WHAT YOU SHOULD DO
From the listing below, extract each entry exactly as written, minus the images.

A block of data:
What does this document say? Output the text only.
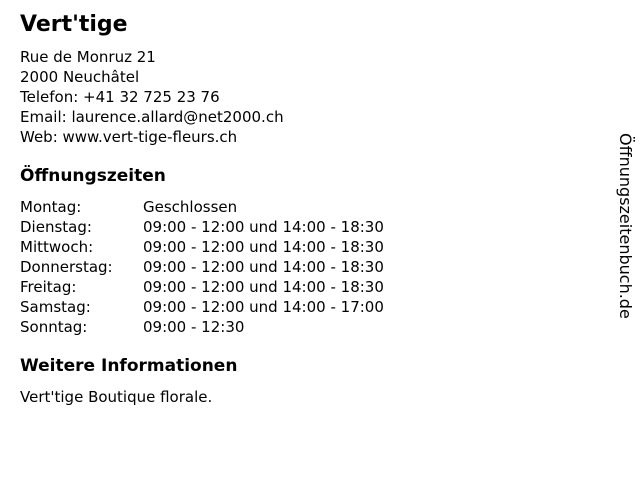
Vert'tige
Rue de Monruz 21
2000 Neuchâtel
Telefon: +41 32 725 23 76
Email: laurence.allard@net2000.ch
Web: www.vert-tige-fleurs.ch
Öffnungszeiten
Montag:	Geschlossen
Dienstag:	09:00 - 12:00 und 14:00 - 18:30
Mittwoch:	09:00 - 12:00 und 14:00 - 18:30
Donnerstag:	09:00 - 12:00 und 14:00 - 18:30
Freitag:	09:00 - 12:00 und 14:00 - 18:30
Samstag:	09:00 - 12:00 und 14:00 - 17:00
Sonntag:	09:00 - 12:30
Weitere Informationen

Vert'tige Boutique florale.

Öffnungszeitenbuch.de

OUTPUT FOR THIS TASK
What does this document say? Output the text only.
Vert'tige
Rue de Monruz 21
2000 Neuchâtel
Telefon: +41 32 725 23 76
Email: laurence.allard@net2000.ch
Web: www.vert-tige-fleurs.ch
Öffnungszeiten
Montag:	Geschlossen
Dienstag:	09:00 - 12:00 und 14:00 - 18:30
Mittwoch:	09:00 - 12:00 und 14:00 - 18:30
Donnerstag:	09:00 - 12:00 und 14:00 - 18:30
Freitag:	09:00 - 12:00 und 14:00 - 18:30
Samstag:	09:00 - 12:00 und 14:00 - 17:00
Sonntag:	09:00 - 12:30
Weitere Informationen

Vert'tige Boutique florale.

Öffnungszeitenbuch.de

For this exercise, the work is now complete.